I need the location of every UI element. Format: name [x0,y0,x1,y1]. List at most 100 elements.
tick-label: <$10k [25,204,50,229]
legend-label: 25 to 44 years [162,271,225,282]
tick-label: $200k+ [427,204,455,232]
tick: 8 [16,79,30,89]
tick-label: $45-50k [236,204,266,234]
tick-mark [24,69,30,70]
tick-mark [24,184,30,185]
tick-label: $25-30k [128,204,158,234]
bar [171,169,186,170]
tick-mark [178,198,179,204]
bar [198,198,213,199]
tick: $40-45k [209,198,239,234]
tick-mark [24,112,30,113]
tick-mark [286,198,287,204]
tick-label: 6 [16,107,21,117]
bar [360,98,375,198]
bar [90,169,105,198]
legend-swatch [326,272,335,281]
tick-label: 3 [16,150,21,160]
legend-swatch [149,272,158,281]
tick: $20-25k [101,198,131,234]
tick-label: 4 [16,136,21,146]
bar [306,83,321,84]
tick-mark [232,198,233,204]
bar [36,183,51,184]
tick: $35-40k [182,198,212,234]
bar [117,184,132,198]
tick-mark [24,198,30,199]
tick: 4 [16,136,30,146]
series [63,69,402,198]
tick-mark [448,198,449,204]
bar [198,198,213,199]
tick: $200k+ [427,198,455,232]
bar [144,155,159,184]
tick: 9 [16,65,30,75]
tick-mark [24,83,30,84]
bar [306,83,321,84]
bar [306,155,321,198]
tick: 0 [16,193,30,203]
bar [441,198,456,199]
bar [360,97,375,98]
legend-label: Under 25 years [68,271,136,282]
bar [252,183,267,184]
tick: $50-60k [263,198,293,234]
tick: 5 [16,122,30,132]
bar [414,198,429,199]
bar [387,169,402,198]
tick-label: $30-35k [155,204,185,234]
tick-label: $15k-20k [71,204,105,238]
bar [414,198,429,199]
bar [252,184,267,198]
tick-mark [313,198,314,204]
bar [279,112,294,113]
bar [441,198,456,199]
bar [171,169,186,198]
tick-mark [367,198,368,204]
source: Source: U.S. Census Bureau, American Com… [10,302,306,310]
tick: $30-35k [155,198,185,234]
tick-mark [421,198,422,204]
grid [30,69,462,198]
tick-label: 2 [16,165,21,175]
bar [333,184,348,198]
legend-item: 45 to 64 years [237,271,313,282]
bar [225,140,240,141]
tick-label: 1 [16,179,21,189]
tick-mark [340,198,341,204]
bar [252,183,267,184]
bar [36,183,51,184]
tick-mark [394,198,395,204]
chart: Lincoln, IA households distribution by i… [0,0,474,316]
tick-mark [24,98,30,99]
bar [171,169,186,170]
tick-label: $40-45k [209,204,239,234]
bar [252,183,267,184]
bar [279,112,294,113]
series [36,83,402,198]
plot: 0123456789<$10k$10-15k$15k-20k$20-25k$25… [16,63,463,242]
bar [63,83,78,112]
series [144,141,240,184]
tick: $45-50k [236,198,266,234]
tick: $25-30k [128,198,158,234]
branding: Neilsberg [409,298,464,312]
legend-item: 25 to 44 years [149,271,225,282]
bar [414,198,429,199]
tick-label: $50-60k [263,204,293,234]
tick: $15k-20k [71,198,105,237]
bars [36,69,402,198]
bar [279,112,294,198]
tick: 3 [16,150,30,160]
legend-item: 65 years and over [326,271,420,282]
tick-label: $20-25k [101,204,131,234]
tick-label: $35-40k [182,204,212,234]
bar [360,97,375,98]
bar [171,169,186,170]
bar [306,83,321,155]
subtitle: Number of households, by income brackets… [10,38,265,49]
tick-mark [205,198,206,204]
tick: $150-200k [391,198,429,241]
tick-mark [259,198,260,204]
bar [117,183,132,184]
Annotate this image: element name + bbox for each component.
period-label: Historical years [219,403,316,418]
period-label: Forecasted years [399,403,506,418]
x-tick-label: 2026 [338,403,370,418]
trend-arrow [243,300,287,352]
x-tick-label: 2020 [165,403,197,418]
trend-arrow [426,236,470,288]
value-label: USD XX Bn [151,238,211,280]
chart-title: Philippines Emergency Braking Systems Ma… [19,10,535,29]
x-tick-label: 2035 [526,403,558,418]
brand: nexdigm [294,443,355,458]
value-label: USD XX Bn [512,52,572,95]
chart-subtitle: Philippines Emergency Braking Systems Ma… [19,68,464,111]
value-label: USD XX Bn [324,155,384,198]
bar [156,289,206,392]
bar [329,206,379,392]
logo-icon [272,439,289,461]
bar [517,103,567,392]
○ ○ ○ ○ ○
# WORK TO BE COMPLETED
Edit the entries above so that every "tick-mark" reads "tick-line", and give them again with everything else left as it is.

# SOLVED PROBLEM
I need the location of every UI element. Format: name [x0,y0,x1,y1]. List at most 100 elements.
tick-label: <$10k [25,204,50,229]
legend-label: 25 to 44 years [162,271,225,282]
tick-label: $200k+ [427,204,455,232]
tick: 8 [16,79,30,89]
tick-label: $45-50k [236,204,266,234]
tick-line [24,69,30,70]
tick-line [24,184,30,185]
tick-label: $25-30k [128,204,158,234]
bar [171,169,186,170]
tick-line [178,198,179,204]
bar [198,198,213,199]
tick: $40-45k [209,198,239,234]
tick-line [24,112,30,113]
tick-line [286,198,287,204]
tick-label: 6 [16,107,21,117]
bar [360,98,375,198]
bar [90,169,105,198]
legend-swatch [326,272,335,281]
tick-label: 3 [16,150,21,160]
legend-swatch [149,272,158,281]
tick: $20-25k [101,198,131,234]
tick-label: 4 [16,136,21,146]
bar [306,83,321,84]
tick-line [232,198,233,204]
bar [36,183,51,184]
tick: $35-40k [182,198,212,234]
bar [117,184,132,198]
tick-line [24,198,30,199]
tick: 4 [16,136,30,146]
series [63,69,402,198]
tick-line [448,198,449,204]
bar [198,198,213,199]
tick: $200k+ [427,198,455,232]
bar [144,155,159,184]
tick: 9 [16,65,30,75]
tick-line [24,83,30,84]
bar [306,83,321,84]
bar [306,155,321,198]
tick: 0 [16,193,30,203]
bar [441,198,456,199]
bar [360,97,375,98]
legend-label: Under 25 years [68,271,136,282]
bar [252,183,267,184]
tick: $50-60k [263,198,293,234]
tick: 5 [16,122,30,132]
bar [414,198,429,199]
bar [387,169,402,198]
tick-label: $30-35k [155,204,185,234]
tick-label: $15k-20k [71,204,105,238]
bar [414,198,429,199]
bar [252,184,267,198]
tick-line [313,198,314,204]
bar [279,112,294,113]
bar [441,198,456,199]
bar [171,169,186,198]
tick-line [367,198,368,204]
source: Source: U.S. Census Bureau, American Com… [10,302,306,310]
tick: $30-35k [155,198,185,234]
tick-line [421,198,422,204]
grid [30,69,462,198]
tick-label: 2 [16,165,21,175]
bar [333,184,348,198]
legend-item: 45 to 64 years [237,271,313,282]
bar [225,140,240,141]
tick-label: 1 [16,179,21,189]
tick-line [340,198,341,204]
bar [252,183,267,184]
bar [36,183,51,184]
tick-line [394,198,395,204]
chart: Lincoln, IA households distribution by i… [0,0,474,316]
tick-line [24,98,30,99]
bar [171,169,186,170]
tick-label: $40-45k [209,204,239,234]
bar [252,183,267,184]
bar [279,112,294,113]
series [36,83,402,198]
plot: 0123456789<$10k$10-15k$15k-20k$20-25k$25… [16,63,463,242]
bar [63,83,78,112]
series [144,141,240,184]
tick: $45-50k [236,198,266,234]
tick: $25-30k [128,198,158,234]
branding: Neilsberg [409,298,464,312]
legend-item: 25 to 44 years [149,271,225,282]
bar [414,198,429,199]
tick-label: $50-60k [263,204,293,234]
tick: $15k-20k [71,198,105,237]
bars [36,69,402,198]
bar [279,112,294,198]
tick: 3 [16,150,30,160]
legend-item: 65 years and over [326,271,420,282]
tick-label: $20-25k [101,204,131,234]
tick-label: $35-40k [182,204,212,234]
bar [360,97,375,98]
bar [171,169,186,170]
bar [306,83,321,155]
subtitle: Number of households, by income brackets… [10,38,265,49]
tick-line [205,198,206,204]
tick: $150-200k [391,198,429,241]
tick-line [259,198,260,204]
bar [117,183,132,184]
Annotate this image: element name + bbox for each component.
period-label: Historical years [219,403,316,418]
period-label: Forecasted years [399,403,506,418]
x-tick-label: 2026 [338,403,370,418]
trend-arrow [243,300,287,352]
x-tick-label: 2020 [165,403,197,418]
trend-arrow [426,236,470,288]
value-label: USD XX Bn [151,238,211,280]
chart-title: Philippines Emergency Braking Systems Ma… [19,10,535,29]
x-tick-label: 2035 [526,403,558,418]
brand: nexdigm [294,443,355,458]
value-label: USD XX Bn [512,52,572,95]
chart-subtitle: Philippines Emergency Braking Systems Ma… [19,68,464,111]
value-label: USD XX Bn [324,155,384,198]
bar [156,289,206,392]
bar [329,206,379,392]
logo-icon [272,439,289,461]
bar [517,103,567,392]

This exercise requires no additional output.